**EXERCISE REQUIREMENTS:**
Write out the complete material exactly as it stands.

**DATA SUPPLIED:**
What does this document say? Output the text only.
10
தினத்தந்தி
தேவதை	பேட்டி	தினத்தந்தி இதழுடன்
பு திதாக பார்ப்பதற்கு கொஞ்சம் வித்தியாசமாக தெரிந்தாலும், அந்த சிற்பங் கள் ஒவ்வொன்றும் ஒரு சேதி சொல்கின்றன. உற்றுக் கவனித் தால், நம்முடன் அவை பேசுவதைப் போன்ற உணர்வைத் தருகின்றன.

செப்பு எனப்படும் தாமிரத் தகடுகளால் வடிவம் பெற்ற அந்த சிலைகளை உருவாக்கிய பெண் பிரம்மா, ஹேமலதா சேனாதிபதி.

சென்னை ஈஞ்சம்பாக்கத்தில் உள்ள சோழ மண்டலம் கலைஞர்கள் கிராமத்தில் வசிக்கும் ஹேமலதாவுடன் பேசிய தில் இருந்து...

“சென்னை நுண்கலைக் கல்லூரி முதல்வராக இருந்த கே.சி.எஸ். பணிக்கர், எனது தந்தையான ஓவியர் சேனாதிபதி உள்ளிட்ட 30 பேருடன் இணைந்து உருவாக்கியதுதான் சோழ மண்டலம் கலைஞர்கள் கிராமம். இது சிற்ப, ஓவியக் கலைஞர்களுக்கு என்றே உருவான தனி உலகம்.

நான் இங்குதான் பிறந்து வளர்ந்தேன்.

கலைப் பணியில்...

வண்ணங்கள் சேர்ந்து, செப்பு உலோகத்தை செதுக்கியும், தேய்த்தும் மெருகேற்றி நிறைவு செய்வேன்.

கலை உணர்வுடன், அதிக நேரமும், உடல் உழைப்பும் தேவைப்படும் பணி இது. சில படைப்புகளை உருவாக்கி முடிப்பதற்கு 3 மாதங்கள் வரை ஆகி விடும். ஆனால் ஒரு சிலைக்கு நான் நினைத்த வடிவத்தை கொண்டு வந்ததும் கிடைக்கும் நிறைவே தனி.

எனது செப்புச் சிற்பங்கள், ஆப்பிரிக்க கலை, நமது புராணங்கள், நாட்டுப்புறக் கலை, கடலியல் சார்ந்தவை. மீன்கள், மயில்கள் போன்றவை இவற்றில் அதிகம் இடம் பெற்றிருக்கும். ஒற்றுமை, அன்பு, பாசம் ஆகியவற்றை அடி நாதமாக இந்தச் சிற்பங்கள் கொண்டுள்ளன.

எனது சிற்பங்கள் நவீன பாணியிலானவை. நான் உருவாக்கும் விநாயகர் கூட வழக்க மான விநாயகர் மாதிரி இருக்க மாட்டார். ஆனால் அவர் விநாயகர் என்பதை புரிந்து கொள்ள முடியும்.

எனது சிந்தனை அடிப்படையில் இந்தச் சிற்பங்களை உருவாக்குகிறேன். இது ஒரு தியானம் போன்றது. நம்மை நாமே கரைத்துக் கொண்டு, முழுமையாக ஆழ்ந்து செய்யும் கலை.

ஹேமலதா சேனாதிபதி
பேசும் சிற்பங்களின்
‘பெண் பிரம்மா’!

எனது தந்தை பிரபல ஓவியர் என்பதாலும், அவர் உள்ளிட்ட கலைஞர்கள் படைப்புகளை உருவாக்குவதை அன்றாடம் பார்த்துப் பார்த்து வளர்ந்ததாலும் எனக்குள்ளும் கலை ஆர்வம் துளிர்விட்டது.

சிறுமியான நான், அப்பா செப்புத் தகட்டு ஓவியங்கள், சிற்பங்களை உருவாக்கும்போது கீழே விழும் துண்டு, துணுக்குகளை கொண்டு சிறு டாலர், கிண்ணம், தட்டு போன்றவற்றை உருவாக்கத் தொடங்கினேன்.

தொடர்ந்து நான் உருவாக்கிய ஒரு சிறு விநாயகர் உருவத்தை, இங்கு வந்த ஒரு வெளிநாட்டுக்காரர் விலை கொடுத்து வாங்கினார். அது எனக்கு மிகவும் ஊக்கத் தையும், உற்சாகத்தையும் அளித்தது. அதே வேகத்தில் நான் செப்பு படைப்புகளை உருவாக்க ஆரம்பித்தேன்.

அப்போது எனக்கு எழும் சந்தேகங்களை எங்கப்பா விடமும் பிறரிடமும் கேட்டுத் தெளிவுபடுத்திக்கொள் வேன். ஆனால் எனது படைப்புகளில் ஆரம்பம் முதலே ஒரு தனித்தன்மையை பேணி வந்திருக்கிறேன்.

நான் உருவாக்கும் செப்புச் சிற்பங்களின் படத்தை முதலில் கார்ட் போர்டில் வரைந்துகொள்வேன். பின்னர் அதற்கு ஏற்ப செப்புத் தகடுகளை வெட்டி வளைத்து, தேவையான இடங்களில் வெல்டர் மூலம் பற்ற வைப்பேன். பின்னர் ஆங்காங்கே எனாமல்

**FULL OUTPUT:**
What does this document say? Output the text only.
10
தினத்தந்தி
தேவதை	பேட்டி	தினத்தந்தி இதழுடன்
பு திதாக பார்ப்பதற்கு கொஞ்சம் வித்தியாசமாக தெரிந்தாலும், அந்த சிற்பங் கள் ஒவ்வொன்றும் ஒரு சேதி சொல்கின்றன. உற்றுக் கவனித் தால், நம்முடன் அவை பேசுவதைப் போன்ற உணர்வைத் தருகின்றன.

செப்பு எனப்படும் தாமிரத் தகடுகளால் வடிவம் பெற்ற அந்த சிலைகளை உருவாக்கிய பெண் பிரம்மா, ஹேமலதா சேனாதிபதி.

சென்னை ஈஞ்சம்பாக்கத்தில் உள்ள சோழ மண்டலம் கலைஞர்கள் கிராமத்தில் வசிக்கும் ஹேமலதாவுடன் பேசிய தில் இருந்து...

“சென்னை நுண்கலைக் கல்லூரி முதல்வராக இருந்த கே.சி.எஸ். பணிக்கர், எனது தந்தையான ஓவியர் சேனாதிபதி உள்ளிட்ட 30 பேருடன் இணைந்து உருவாக்கியதுதான் சோழ மண்டலம் கலைஞர்கள் கிராமம். இது சிற்ப, ஓவியக் கலைஞர்களுக்கு என்றே உருவான தனி உலகம்.

நான் இங்குதான் பிறந்து வளர்ந்தேன்.

கலைப் பணியில்...

வண்ணங்கள் சேர்ந்து, செப்பு உலோகத்தை செதுக்கியும், தேய்த்தும் மெருகேற்றி நிறைவு செய்வேன்.

கலை உணர்வுடன், அதிக நேரமும், உடல் உழைப்பும் தேவைப்படும் பணி இது. சில படைப்புகளை உருவாக்கி முடிப்பதற்கு 3 மாதங்கள் வரை ஆகி விடும். ஆனால் ஒரு சிலைக்கு நான் நினைத்த வடிவத்தை கொண்டு வந்ததும் கிடைக்கும் நிறைவே தனி.

எனது செப்புச் சிற்பங்கள், ஆப்பிரிக்க கலை, நமது புராணங்கள், நாட்டுப்புறக் கலை, கடலியல் சார்ந்தவை. மீன்கள், மயில்கள் போன்றவை இவற்றில் அதிகம் இடம் பெற்றிருக்கும். ஒற்றுமை, அன்பு, பாசம் ஆகியவற்றை அடி நாதமாக இந்தச் சிற்பங்கள் கொண்டுள்ளன.

எனது சிற்பங்கள் நவீன பாணியிலானவை. நான் உருவாக்கும் விநாயகர் கூட வழக்க மான விநாயகர் மாதிரி இருக்க மாட்டார். ஆனால் அவர் விநாயகர் என்பதை புரிந்து கொள்ள முடியும்.

எனது சிந்தனை அடிப்படையில் இந்தச் சிற்பங்களை உருவாக்குகிறேன். இது ஒரு தியானம் போன்றது. நம்மை நாமே கரைத்துக் கொண்டு, முழுமையாக ஆழ்ந்து செய்யும் கலை.

ஹேமலதா சேனாதிபதி
பேசும் சிற்பங்களின்
‘பெண் பிரம்மா’!

எனது தந்தை பிரபல ஓவியர் என்பதாலும், அவர் உள்ளிட்ட கலைஞர்கள் படைப்புகளை உருவாக்குவதை அன்றாடம் பார்த்துப் பார்த்து வளர்ந்ததாலும் எனக்குள்ளும் கலை ஆர்வம் துளிர்விட்டது.

சிறுமியான நான், அப்பா செப்புத் தகட்டு ஓவியங்கள், சிற்பங்களை உருவாக்கும்போது கீழே விழும் துண்டு, துணுக்குகளை கொண்டு சிறு டாலர், கிண்ணம், தட்டு போன்றவற்றை உருவாக்கத் தொடங்கினேன்.

தொடர்ந்து நான் உருவாக்கிய ஒரு சிறு விநாயகர் உருவத்தை, இங்கு வந்த ஒரு வெளிநாட்டுக்காரர் விலை கொடுத்து வாங்கினார். அது எனக்கு மிகவும் ஊக்கத் தையும், உற்சாகத்தையும் அளித்தது. அதே வேகத்தில் நான் செப்பு படைப்புகளை உருவாக்க ஆரம்பித்தேன்.

அப்போது எனக்கு எழும் சந்தேகங்களை எங்கப்பா விடமும் பிறரிடமும் கேட்டுத் தெளிவுபடுத்திக்கொள் வேன். ஆனால் எனது படைப்புகளில் ஆரம்பம் முதலே ஒரு தனித்தன்மையை பேணி வந்திருக்கிறேன்.

நான் உருவாக்கும் செப்புச் சிற்பங்களின் படத்தை முதலில் கார்ட் போர்டில் வரைந்துகொள்வேன். பின்னர் அதற்கு ஏற்ப செப்புத் தகடுகளை வெட்டி வளைத்து, தேவையான இடங்களில் வெல்டர் மூலம் பற்ற வைப்பேன். பின்னர் ஆங்காங்கே எனாமல்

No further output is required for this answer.